Items from a figure collection
_ _ _

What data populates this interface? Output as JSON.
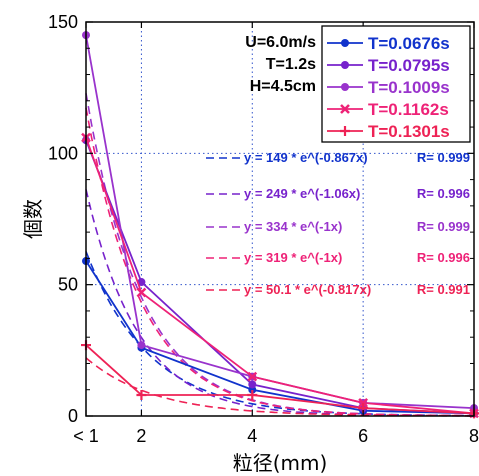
{
  "chart_data": {
    "type": "line",
    "x_ticks": [
      "< 1",
      "2",
      "4",
      "6",
      "8"
    ],
    "x": [
      1,
      2,
      4,
      6,
      8
    ],
    "xlabel": "粒径(mm)",
    "ylabel": "個数",
    "ylim": [
      0,
      150
    ],
    "y_ticks": [
      "0",
      "50",
      "100",
      "150"
    ],
    "grid": "dotted",
    "legend_position": "top-right",
    "params": [
      "U=6.0m/s",
      "T=1.2s",
      "H=4.5cm"
    ],
    "series": [
      {
        "name": "T=0.0676s",
        "color": "#1133cc",
        "marker": "circle",
        "values": [
          59,
          26,
          10,
          2,
          1
        ]
      },
      {
        "name": "T=0.0795s",
        "color": "#7722cc",
        "marker": "circle",
        "values": [
          105,
          51,
          12,
          3,
          1
        ]
      },
      {
        "name": "T=0.1009s",
        "color": "#9933cc",
        "marker": "circle",
        "values": [
          145,
          27,
          15,
          5,
          3
        ]
      },
      {
        "name": "T=0.1162s",
        "color": "#ee2277",
        "marker": "x",
        "values": [
          106,
          47,
          15,
          5,
          1
        ]
      },
      {
        "name": "T=0.1301s",
        "color": "#ee2255",
        "marker": "plus",
        "values": [
          27,
          8,
          8,
          3,
          1
        ]
      }
    ],
    "fits": [
      {
        "text": "y = 149 * e^(-0.867x)",
        "r": "R= 0.999",
        "a": 149,
        "b": 0.867,
        "color": "#1133cc"
      },
      {
        "text": "y = 249 * e^(-1.06x)",
        "r": "R= 0.996",
        "a": 249,
        "b": 1.06,
        "color": "#7722cc"
      },
      {
        "text": "y = 334 * e^(-1x)",
        "r": "R= 0.999",
        "a": 334,
        "b": 1.0,
        "color": "#9933cc"
      },
      {
        "text": "y = 319 * e^(-1x)",
        "r": "R= 0.996",
        "a": 319,
        "b": 1.0,
        "color": "#ee2277"
      },
      {
        "text": "y = 50.1 * e^(-0.817x)",
        "r": "R= 0.991",
        "a": 50.1,
        "b": 0.817,
        "color": "#ee2255"
      }
    ]
  }
}
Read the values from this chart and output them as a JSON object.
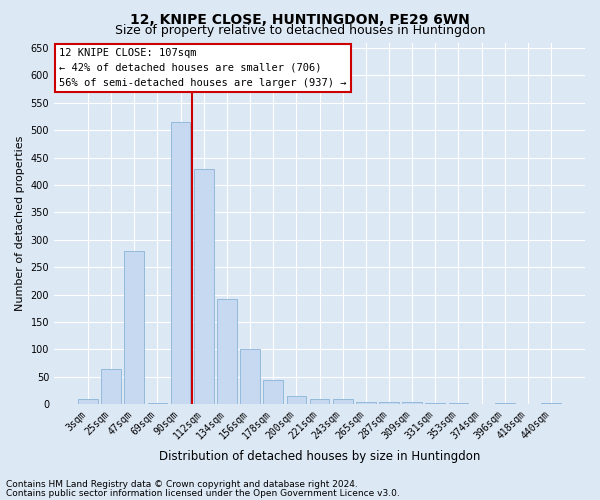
{
  "title": "12, KNIPE CLOSE, HUNTINGDON, PE29 6WN",
  "subtitle": "Size of property relative to detached houses in Huntingdon",
  "xlabel": "Distribution of detached houses by size in Huntingdon",
  "ylabel": "Number of detached properties",
  "categories": [
    "3sqm",
    "25sqm",
    "47sqm",
    "69sqm",
    "90sqm",
    "112sqm",
    "134sqm",
    "156sqm",
    "178sqm",
    "200sqm",
    "221sqm",
    "243sqm",
    "265sqm",
    "287sqm",
    "309sqm",
    "331sqm",
    "353sqm",
    "374sqm",
    "396sqm",
    "418sqm",
    "440sqm"
  ],
  "values": [
    10,
    65,
    280,
    2,
    515,
    430,
    192,
    100,
    45,
    15,
    10,
    10,
    5,
    5,
    5,
    3,
    3,
    0,
    3,
    0,
    3
  ],
  "bar_color": "#c6d9f0",
  "bar_edgecolor": "#8ab4d8",
  "vline_x_index": 4.5,
  "vline_color": "#cc0000",
  "annotation_text": "12 KNIPE CLOSE: 107sqm\n← 42% of detached houses are smaller (706)\n56% of semi-detached houses are larger (937) →",
  "annotation_box_facecolor": "#ffffff",
  "annotation_box_edgecolor": "#cc0000",
  "ylim": [
    0,
    660
  ],
  "yticks": [
    0,
    50,
    100,
    150,
    200,
    250,
    300,
    350,
    400,
    450,
    500,
    550,
    600,
    650
  ],
  "background_color": "#dde8f5",
  "grid_color": "#ffffff",
  "footnote1": "Contains HM Land Registry data © Crown copyright and database right 2024.",
  "footnote2": "Contains public sector information licensed under the Open Government Licence v3.0.",
  "title_fontsize": 10,
  "subtitle_fontsize": 9,
  "xlabel_fontsize": 8.5,
  "ylabel_fontsize": 8,
  "tick_fontsize": 7,
  "annotation_fontsize": 7.5,
  "footnote_fontsize": 6.5
}
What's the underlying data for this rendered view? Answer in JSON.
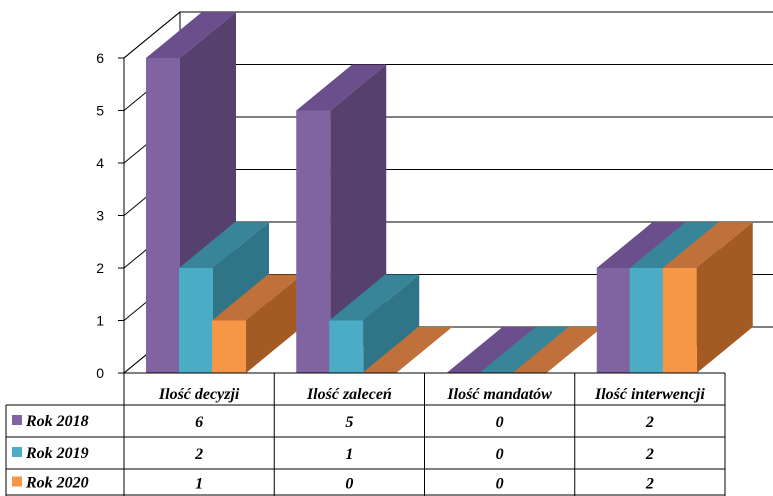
{
  "chart_data": {
    "type": "bar",
    "variant": "3d-clustered-column",
    "categories": [
      "Ilość decyzji",
      "Ilość zaleceń",
      "Ilość mandatów",
      "Ilość interwencji"
    ],
    "series": [
      {
        "name": "Rok 2018",
        "values": [
          6,
          5,
          0,
          2
        ],
        "color": "#8064a2",
        "side": "#55406e",
        "top": "#6a4f8c"
      },
      {
        "name": "Rok 2019",
        "values": [
          2,
          1,
          0,
          2
        ],
        "color": "#4bacc6",
        "side": "#2f7587",
        "top": "#38859a"
      },
      {
        "name": "Rok 2020",
        "values": [
          1,
          0,
          0,
          2
        ],
        "color": "#f79646",
        "side": "#a35a23",
        "top": "#c0703a"
      }
    ],
    "ylim": [
      0,
      6
    ],
    "yticks": [
      "0",
      "1",
      "2",
      "3",
      "4",
      "5",
      "6"
    ],
    "grid": true,
    "legend": "data-table-left",
    "data_table": [
      {
        "name": "Rok 2018",
        "cells": [
          "6",
          "5",
          "0",
          "2"
        ]
      },
      {
        "name": "Rok 2019",
        "cells": [
          "2",
          "1",
          "0",
          "2"
        ]
      },
      {
        "name": "Rok 2020",
        "cells": [
          "1",
          "0",
          "0",
          "2"
        ]
      }
    ]
  }
}
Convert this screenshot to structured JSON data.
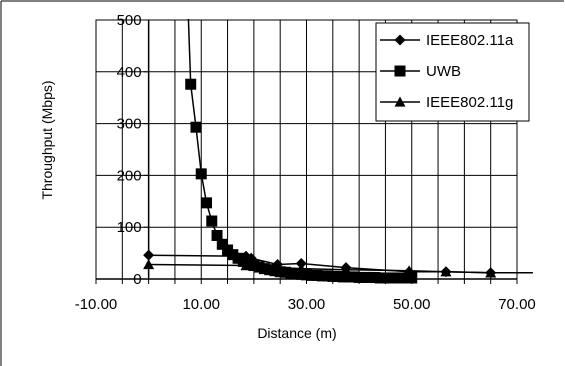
{
  "chart_data": {
    "type": "scatter",
    "title": "",
    "xlabel": "Distance (m)",
    "ylabel": "Throughput (Mbps)",
    "xlim": [
      -10,
      70
    ],
    "ylim": [
      0,
      500
    ],
    "x_ticks": [
      -10,
      10,
      30,
      50,
      70
    ],
    "x_tick_labels": [
      "-10.00",
      "10.00",
      "30.00",
      "50.00",
      "70.00"
    ],
    "y_ticks": [
      0,
      100,
      200,
      300,
      400,
      500
    ],
    "y_tick_labels": [
      "0",
      "100",
      "200",
      "300",
      "400",
      "500"
    ],
    "grid": true,
    "legend_position": "top-right",
    "series": [
      {
        "name": "IEEE802.11a",
        "marker": "diamond",
        "color": "#000000",
        "x": [
          0,
          18.5,
          19.5,
          24.5,
          29,
          37.5,
          49.5,
          56.5,
          65,
          73
        ],
        "y": [
          46,
          44,
          40,
          28,
          30,
          22,
          14,
          14,
          12,
          12
        ]
      },
      {
        "name": "UWB",
        "marker": "square",
        "color": "#000000",
        "x": [
          8,
          9,
          10,
          11,
          12,
          13,
          14,
          15,
          16,
          17,
          18,
          19,
          20,
          21,
          22,
          23,
          24,
          25,
          26,
          27,
          28,
          29,
          30,
          31,
          32,
          33,
          34,
          35,
          36,
          37,
          38,
          39,
          40,
          41,
          42,
          43,
          44,
          45,
          46,
          47,
          48,
          49,
          50
        ],
        "y": [
          376,
          293,
          203,
          147,
          112,
          84,
          67,
          56,
          47,
          40,
          34,
          30,
          26,
          23,
          20,
          18,
          16,
          14,
          13,
          11,
          10,
          9,
          8,
          7,
          7,
          6,
          6,
          5,
          5,
          4,
          4,
          4,
          3,
          3,
          3,
          3,
          2,
          2,
          2,
          2,
          2,
          2,
          2
        ]
      },
      {
        "name": "IEEE802.11g",
        "marker": "triangle",
        "color": "#000000",
        "x": [
          0,
          18.5,
          24.5,
          29,
          37.5,
          49.5,
          56.5,
          65,
          73
        ],
        "y": [
          28,
          26,
          22,
          20,
          18,
          16,
          14,
          12,
          12
        ]
      }
    ]
  }
}
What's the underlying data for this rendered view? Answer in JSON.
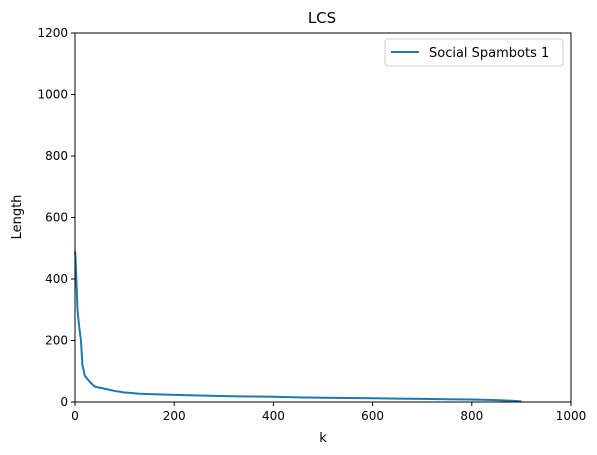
{
  "chart_data": {
    "type": "line",
    "title": "LCS",
    "xlabel": "k",
    "ylabel": "Length",
    "xlim": [
      0,
      1000
    ],
    "ylim": [
      0,
      1200
    ],
    "xticks": [
      0,
      200,
      400,
      600,
      800,
      1000
    ],
    "yticks": [
      0,
      200,
      400,
      600,
      800,
      1000,
      1200
    ],
    "grid": false,
    "legend": "top-right",
    "series": [
      {
        "name": "Social Spambots 1",
        "color": "#1f77b4",
        "x": [
          0,
          1,
          3,
          5,
          8,
          12,
          15,
          20,
          30,
          40,
          60,
          80,
          100,
          130,
          160,
          200,
          250,
          300,
          350,
          400,
          450,
          500,
          550,
          600,
          650,
          700,
          750,
          800,
          850,
          880,
          900
        ],
        "y": [
          490,
          470,
          390,
          300,
          250,
          200,
          120,
          85,
          65,
          50,
          43,
          36,
          31,
          27,
          25,
          23,
          21,
          19,
          18,
          17,
          15,
          14,
          13,
          12,
          11,
          10,
          9,
          8,
          6,
          4,
          2
        ]
      }
    ]
  }
}
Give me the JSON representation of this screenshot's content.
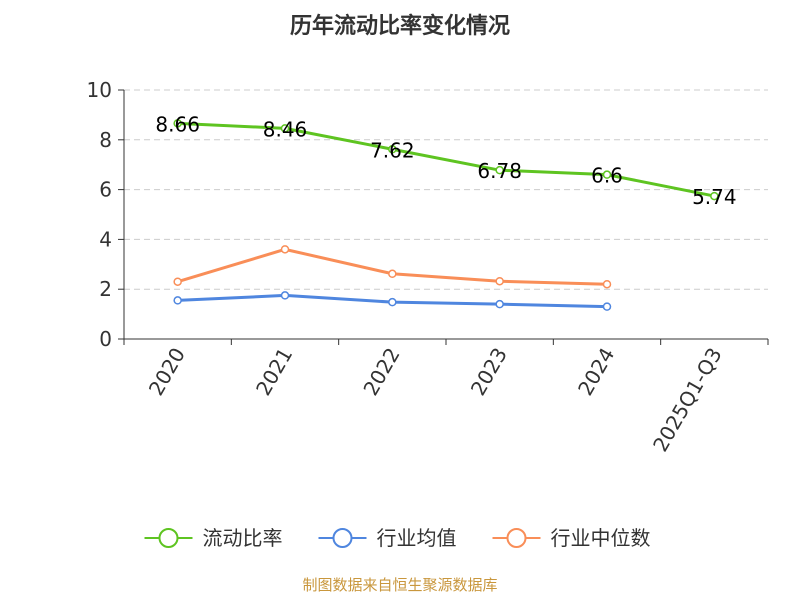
{
  "chart_data": {
    "type": "line",
    "title": "历年流动比率变化情况",
    "categories": [
      "2020",
      "2021",
      "2022",
      "2023",
      "2024",
      "2025Q1-Q3"
    ],
    "ylim": [
      0,
      10
    ],
    "yticks": [
      0,
      2,
      4,
      6,
      8,
      10
    ],
    "grid": true,
    "legend_position": "bottom",
    "series": [
      {
        "name": "流动比率",
        "color": "#5ec421",
        "values": [
          8.66,
          8.46,
          7.62,
          6.78,
          6.6,
          5.74
        ],
        "labels": [
          "8.66",
          "8.46",
          "7.62",
          "6.78",
          "6.6",
          "5.74"
        ]
      },
      {
        "name": "行业均值",
        "color": "#4f86df",
        "values": [
          1.55,
          1.75,
          1.48,
          1.4,
          1.3,
          null
        ]
      },
      {
        "name": "行业中位数",
        "color": "#f98e58",
        "values": [
          2.3,
          3.6,
          2.62,
          2.32,
          2.2,
          null
        ]
      }
    ]
  },
  "footer": {
    "source": "制图数据来自恒生聚源数据库",
    "color": "#c9973d"
  }
}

_ _ _

## Objective:
Copy out every line of the data that includes "detached".

## Task result:
  "subtitle": "Size of property relative to detached houses in Huntingdon",
  "xlabel": "Distribution of detached houses by size in Huntingdon",
  "ylabel": "Number of detached properties",
  "annotation_text": "12 KNIPE CLOSE: 107sqm\n← 42% of detached houses are smaller (706)\n56% of semi-detached houses are larger (937) →",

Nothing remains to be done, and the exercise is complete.